### [Stored records]
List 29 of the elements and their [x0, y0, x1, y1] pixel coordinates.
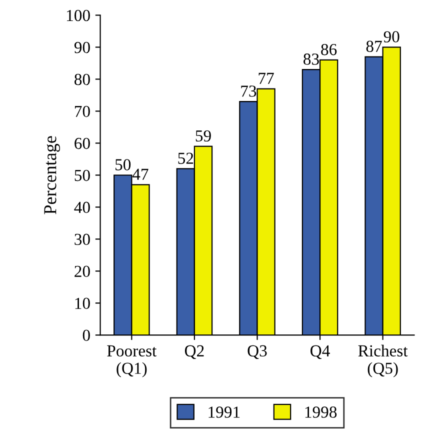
data-label: 90 — [384, 31, 400, 42]
data-label: 77 — [258, 72, 274, 84]
y-tick-label: 90 — [74, 42, 90, 54]
data-label: 59 — [196, 130, 211, 142]
data-label: 52 — [178, 152, 194, 164]
data-label: 83 — [304, 54, 319, 65]
y-tick-label: 20 — [74, 266, 90, 278]
y-tick-label: 100 — [67, 10, 90, 22]
x-tick-label: Q2 — [184, 345, 204, 360]
x-tick-label: Richest (Q5) — [358, 344, 408, 378]
y-tick-label: 0 — [82, 330, 90, 341]
x-tick-label: Q3 — [248, 345, 267, 360]
y-tick-label: 30 — [74, 234, 90, 246]
y-tick-label: 80 — [74, 74, 90, 86]
y-tick-label: 60 — [74, 138, 90, 150]
x-tick-label: Q4 — [310, 345, 330, 360]
y-tick-label: 10 — [75, 298, 90, 310]
y-tick-label: 70 — [74, 106, 90, 118]
y-tick-label: 50 — [74, 170, 90, 182]
data-label: 87 — [366, 40, 382, 52]
legend-label: 1998 — [305, 406, 337, 418]
data-label: 73 — [241, 86, 256, 97]
legend-label: 1991 — [208, 406, 240, 418]
y-tick-label: 40 — [74, 202, 90, 214]
x-tick-label: Poorest (Q1) — [107, 345, 157, 378]
data-label: 47 — [132, 168, 148, 180]
y-axis-title: Percentage — [44, 136, 60, 214]
data-label: 86 — [321, 44, 337, 56]
data-label: 50 — [116, 159, 131, 170]
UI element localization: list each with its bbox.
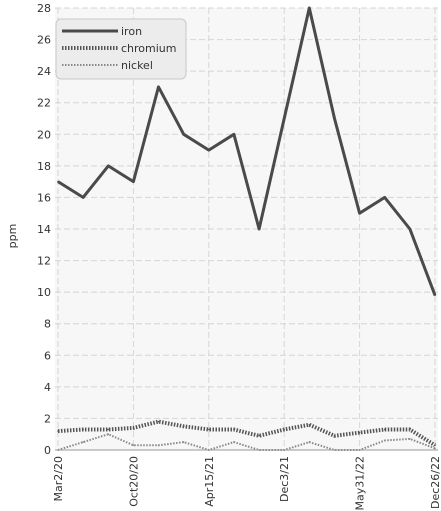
data-point-iron [258,228,260,230]
data-point-iron [409,228,411,230]
y-tick-label: 0 [44,444,51,457]
data-point-chromium [233,428,235,431]
data-point-nickel [157,444,160,447]
data-point-chromium [82,428,84,431]
y-tick-label: 24 [37,65,51,78]
data-point-iron [132,180,135,183]
data-point-nickel [107,433,110,436]
data-point-nickel [409,438,411,440]
series-line-chromium [57,419,437,447]
data-point-iron [82,196,84,199]
data-point-iron [308,7,311,9]
data-point-chromium [182,425,185,428]
y-tick-label: 18 [37,160,51,173]
grid [55,7,438,450]
data-point-chromium [157,420,160,423]
legend-label-chromium: chromium [121,42,177,55]
y-tick-label: 8 [44,318,51,331]
data-point-iron [333,117,336,120]
y-tick-label: 2 [44,412,51,425]
y-tick-label: 4 [44,381,51,394]
y-axis-label: ppm [6,224,19,249]
y-tick-label: 22 [37,97,51,110]
x-tick-label: May31/22 [354,456,367,510]
x-tick-label: Dec26/22 [429,456,441,509]
data-point-chromium [383,428,386,431]
series-line-nickel [57,433,436,451]
data-point-iron [157,86,160,88]
data-point-nickel [434,447,436,450]
data-point-chromium [283,428,286,431]
data-point-nickel [82,441,84,443]
data-point-iron [358,212,361,215]
x-tick-label: Dec3/21 [278,456,291,502]
data-point-chromium [358,431,361,434]
legend-box [55,18,187,80]
data-point-chromium [308,423,311,426]
y-tick-label: 14 [37,223,51,236]
data-point-nickel [308,441,311,443]
data-point-chromium [208,428,210,431]
data-point-chromium [258,434,260,437]
data-point-chromium [333,434,336,437]
x-tick-label: Oct20/20 [127,456,140,507]
data-point-nickel [132,444,135,447]
y-tick-label: 20 [37,128,51,141]
data-point-iron [107,165,110,167]
data-point-iron [208,149,210,151]
data-point-chromium [132,427,135,429]
data-point-chromium [409,428,411,431]
legend-label-iron: iron [121,25,142,38]
series-line-iron [57,6,437,296]
data-point-iron [57,180,59,183]
x-tick-label: Mar2/20 [52,456,65,501]
y-tick-label: 26 [37,34,51,47]
y-tick-label: 16 [37,191,51,204]
data-point-iron [383,196,386,199]
data-point-iron [283,117,286,120]
data-point-iron [434,294,436,297]
data-point-nickel [233,441,235,443]
data-point-iron [233,133,235,136]
legend-label-nickel: nickel [121,59,153,72]
y-tick-label: 6 [44,349,51,362]
x-tick-label: Apr15/21 [203,456,216,507]
y-tick-label: 12 [37,255,51,268]
y-tick-label: 28 [37,2,51,15]
data-point-nickel [383,439,386,442]
legend: iron chromium nickel [55,18,187,80]
data-point-chromium [57,430,59,432]
x-axis-ticks: Mar2/20 Oct20/20 Apr15/21 Dec3/21 May31/22 De… [52,456,441,510]
data-point-iron [182,133,185,136]
data-point-nickel [182,441,185,443]
y-tick-label: 10 [37,286,51,299]
data-point-chromium [107,428,110,431]
data-point-chromium [434,444,436,447]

### [Set problem]
Reproduce the whole listing above verbatim, omitting the picture lines.

### [Complete answer]
List 29 of the elements and their [x0, y0, x1, y1] pixel coordinates.
data-label: 90 — [384, 31, 400, 42]
data-label: 77 — [258, 72, 274, 84]
y-tick-label: 90 — [74, 42, 90, 54]
data-label: 59 — [196, 130, 211, 142]
data-label: 52 — [178, 152, 194, 164]
data-label: 83 — [304, 54, 319, 65]
y-tick-label: 20 — [74, 266, 90, 278]
y-tick-label: 100 — [67, 10, 90, 22]
x-tick-label: Q2 — [184, 345, 204, 360]
x-tick-label: Richest (Q5) — [358, 344, 408, 378]
y-tick-label: 0 — [82, 330, 90, 341]
x-tick-label: Q3 — [248, 345, 267, 360]
y-tick-label: 30 — [74, 234, 90, 246]
y-tick-label: 80 — [74, 74, 90, 86]
y-tick-label: 60 — [74, 138, 90, 150]
x-tick-label: Q4 — [310, 345, 330, 360]
y-tick-label: 10 — [75, 298, 90, 310]
y-tick-label: 70 — [74, 106, 90, 118]
y-tick-label: 50 — [74, 170, 90, 182]
data-label: 87 — [366, 40, 382, 52]
legend-label: 1998 — [305, 406, 337, 418]
data-label: 73 — [241, 86, 256, 97]
legend-label: 1991 — [208, 406, 240, 418]
y-tick-label: 40 — [74, 202, 90, 214]
x-tick-label: Poorest (Q1) — [107, 345, 157, 378]
data-label: 47 — [132, 168, 148, 180]
y-axis-title: Percentage — [44, 136, 60, 214]
data-label: 86 — [321, 44, 337, 56]
data-label: 50 — [116, 159, 131, 170]
UI element localization: list each with its bbox.
data-point-iron [258,228,260,230]
data-point-iron [409,228,411,230]
y-tick-label: 0 [44,444,51,457]
data-point-chromium [233,428,235,431]
data-point-nickel [157,444,160,447]
data-point-chromium [82,428,84,431]
y-tick-label: 24 [37,65,51,78]
data-point-iron [132,180,135,183]
data-point-nickel [107,433,110,436]
data-point-nickel [409,438,411,440]
series-line-chromium [57,419,437,447]
data-point-iron [82,196,84,199]
data-point-iron [308,7,311,9]
data-point-chromium [182,425,185,428]
y-tick-label: 18 [37,160,51,173]
grid [55,7,438,450]
data-point-chromium [157,420,160,423]
legend-label-chromium: chromium [121,42,177,55]
y-tick-label: 8 [44,318,51,331]
data-point-iron [333,117,336,120]
y-tick-label: 2 [44,412,51,425]
y-tick-label: 4 [44,381,51,394]
y-axis-label: ppm [6,224,19,249]
y-tick-label: 22 [37,97,51,110]
x-tick-label: May31/22 [354,456,367,510]
x-tick-label: Dec26/22 [429,456,441,509]
data-point-chromium [383,428,386,431]
series-line-nickel [57,433,436,451]
data-point-iron [157,86,160,88]
data-point-nickel [434,447,436,450]
data-point-chromium [283,428,286,431]
data-point-nickel [82,441,84,443]
data-point-iron [358,212,361,215]
x-tick-label: Dec3/21 [278,456,291,502]
data-point-chromium [358,431,361,434]
legend-box [55,18,187,80]
data-point-chromium [308,423,311,426]
y-tick-label: 14 [37,223,51,236]
data-point-nickel [308,441,311,443]
data-point-chromium [208,428,210,431]
data-point-chromium [258,434,260,437]
data-point-chromium [333,434,336,437]
x-tick-label: Oct20/20 [127,456,140,507]
data-point-nickel [132,444,135,447]
y-tick-label: 20 [37,128,51,141]
data-point-iron [107,165,110,167]
data-point-iron [208,149,210,151]
data-point-chromium [132,427,135,429]
data-point-chromium [409,428,411,431]
legend-label-iron: iron [121,25,142,38]
series-line-iron [57,6,437,296]
data-point-iron [57,180,59,183]
x-tick-label: Mar2/20 [52,456,65,501]
y-tick-label: 26 [37,34,51,47]
y-tick-label: 16 [37,191,51,204]
data-point-iron [383,196,386,199]
data-point-iron [283,117,286,120]
data-point-iron [434,294,436,297]
data-point-nickel [233,441,235,443]
data-point-iron [233,133,235,136]
legend-label-nickel: nickel [121,59,153,72]
y-tick-label: 6 [44,349,51,362]
x-tick-label: Apr15/21 [203,456,216,507]
y-tick-label: 12 [37,255,51,268]
y-tick-label: 28 [37,2,51,15]
data-point-nickel [383,439,386,442]
legend: iron chromium nickel [55,18,187,80]
data-point-chromium [57,430,59,432]
x-axis-ticks: Mar2/20 Oct20/20 Apr15/21 Dec3/21 May31/22 De… [52,456,441,510]
data-point-iron [182,133,185,136]
data-point-nickel [182,441,185,443]
y-tick-label: 10 [37,286,51,299]
data-point-chromium [107,428,110,431]
data-point-chromium [434,444,436,447]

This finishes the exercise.